** BEGIN Records provided **

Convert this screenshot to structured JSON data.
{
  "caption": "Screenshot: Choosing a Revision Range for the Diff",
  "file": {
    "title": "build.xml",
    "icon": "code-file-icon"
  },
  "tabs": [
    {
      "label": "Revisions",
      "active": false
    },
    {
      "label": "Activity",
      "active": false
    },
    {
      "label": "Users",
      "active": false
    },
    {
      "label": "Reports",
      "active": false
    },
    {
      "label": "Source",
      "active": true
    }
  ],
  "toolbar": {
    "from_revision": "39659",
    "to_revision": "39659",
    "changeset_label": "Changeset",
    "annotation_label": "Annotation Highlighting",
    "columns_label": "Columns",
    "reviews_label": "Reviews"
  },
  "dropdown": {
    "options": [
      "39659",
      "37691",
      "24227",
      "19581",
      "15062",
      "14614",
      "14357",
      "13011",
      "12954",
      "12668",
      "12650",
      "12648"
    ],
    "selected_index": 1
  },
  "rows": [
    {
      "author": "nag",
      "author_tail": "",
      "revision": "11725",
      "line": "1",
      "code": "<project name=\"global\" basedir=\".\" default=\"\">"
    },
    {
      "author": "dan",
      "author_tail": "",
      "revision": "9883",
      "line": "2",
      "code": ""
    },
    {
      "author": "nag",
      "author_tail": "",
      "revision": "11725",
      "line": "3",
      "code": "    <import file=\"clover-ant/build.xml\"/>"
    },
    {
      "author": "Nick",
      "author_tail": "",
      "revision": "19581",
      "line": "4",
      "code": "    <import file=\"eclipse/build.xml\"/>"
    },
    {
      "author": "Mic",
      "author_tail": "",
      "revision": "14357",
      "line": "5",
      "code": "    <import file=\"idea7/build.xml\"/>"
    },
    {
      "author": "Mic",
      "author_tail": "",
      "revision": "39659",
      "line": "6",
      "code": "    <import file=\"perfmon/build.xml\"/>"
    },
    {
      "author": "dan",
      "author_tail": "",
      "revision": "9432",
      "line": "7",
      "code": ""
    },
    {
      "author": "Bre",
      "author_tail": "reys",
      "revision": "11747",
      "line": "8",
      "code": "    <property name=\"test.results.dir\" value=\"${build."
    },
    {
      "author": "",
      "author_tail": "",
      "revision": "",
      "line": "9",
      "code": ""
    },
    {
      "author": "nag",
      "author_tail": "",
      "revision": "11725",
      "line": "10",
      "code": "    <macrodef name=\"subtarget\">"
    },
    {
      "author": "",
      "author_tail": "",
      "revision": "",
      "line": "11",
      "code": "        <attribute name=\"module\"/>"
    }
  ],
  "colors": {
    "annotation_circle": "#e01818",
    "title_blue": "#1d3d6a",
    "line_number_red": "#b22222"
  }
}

** END Records provided **

Each line of the material above must be retyped precisely.

• Correct answer:
Convert this screenshot to structured JSON data.
{
  "caption": "Screenshot: Choosing a Revision Range for the Diff",
  "file": {
    "title": "build.xml",
    "icon": "code-file-icon"
  },
  "tabs": [
    {
      "label": "Revisions",
      "active": false
    },
    {
      "label": "Activity",
      "active": false
    },
    {
      "label": "Users",
      "active": false
    },
    {
      "label": "Reports",
      "active": false
    },
    {
      "label": "Source",
      "active": true
    }
  ],
  "toolbar": {
    "from_revision": "39659",
    "to_revision": "39659",
    "changeset_label": "Changeset",
    "annotation_label": "Annotation Highlighting",
    "columns_label": "Columns",
    "reviews_label": "Reviews"
  },
  "dropdown": {
    "options": [
      "39659",
      "37691",
      "24227",
      "19581",
      "15062",
      "14614",
      "14357",
      "13011",
      "12954",
      "12668",
      "12650",
      "12648"
    ],
    "selected_index": 1
  },
  "rows": [
    {
      "author": "nag",
      "author_tail": "",
      "revision": "11725",
      "line": "1",
      "code": "<project name=\"global\" basedir=\".\" default=\"\">"
    },
    {
      "author": "dan",
      "author_tail": "",
      "revision": "9883",
      "line": "2",
      "code": ""
    },
    {
      "author": "nag",
      "author_tail": "",
      "revision": "11725",
      "line": "3",
      "code": "    <import file=\"clover-ant/build.xml\"/>"
    },
    {
      "author": "Nick",
      "author_tail": "",
      "revision": "19581",
      "line": "4",
      "code": "    <import file=\"eclipse/build.xml\"/>"
    },
    {
      "author": "Mic",
      "author_tail": "",
      "revision": "14357",
      "line": "5",
      "code": "    <import file=\"idea7/build.xml\"/>"
    },
    {
      "author": "Mic",
      "author_tail": "",
      "revision": "39659",
      "line": "6",
      "code": "    <import file=\"perfmon/build.xml\"/>"
    },
    {
      "author": "dan",
      "author_tail": "",
      "revision": "9432",
      "line": "7",
      "code": ""
    },
    {
      "author": "Bre",
      "author_tail": "reys",
      "revision": "11747",
      "line": "8",
      "code": "    <property name=\"test.results.dir\" value=\"${build."
    },
    {
      "author": "",
      "author_tail": "",
      "revision": "",
      "line": "9",
      "code": ""
    },
    {
      "author": "nag",
      "author_tail": "",
      "revision": "11725",
      "line": "10",
      "code": "    <macrodef name=\"subtarget\">"
    },
    {
      "author": "",
      "author_tail": "",
      "revision": "",
      "line": "11",
      "code": "        <attribute name=\"module\"/>"
    }
  ],
  "colors": {
    "annotation_circle": "#e01818",
    "title_blue": "#1d3d6a",
    "line_number_red": "#b22222"
  }
}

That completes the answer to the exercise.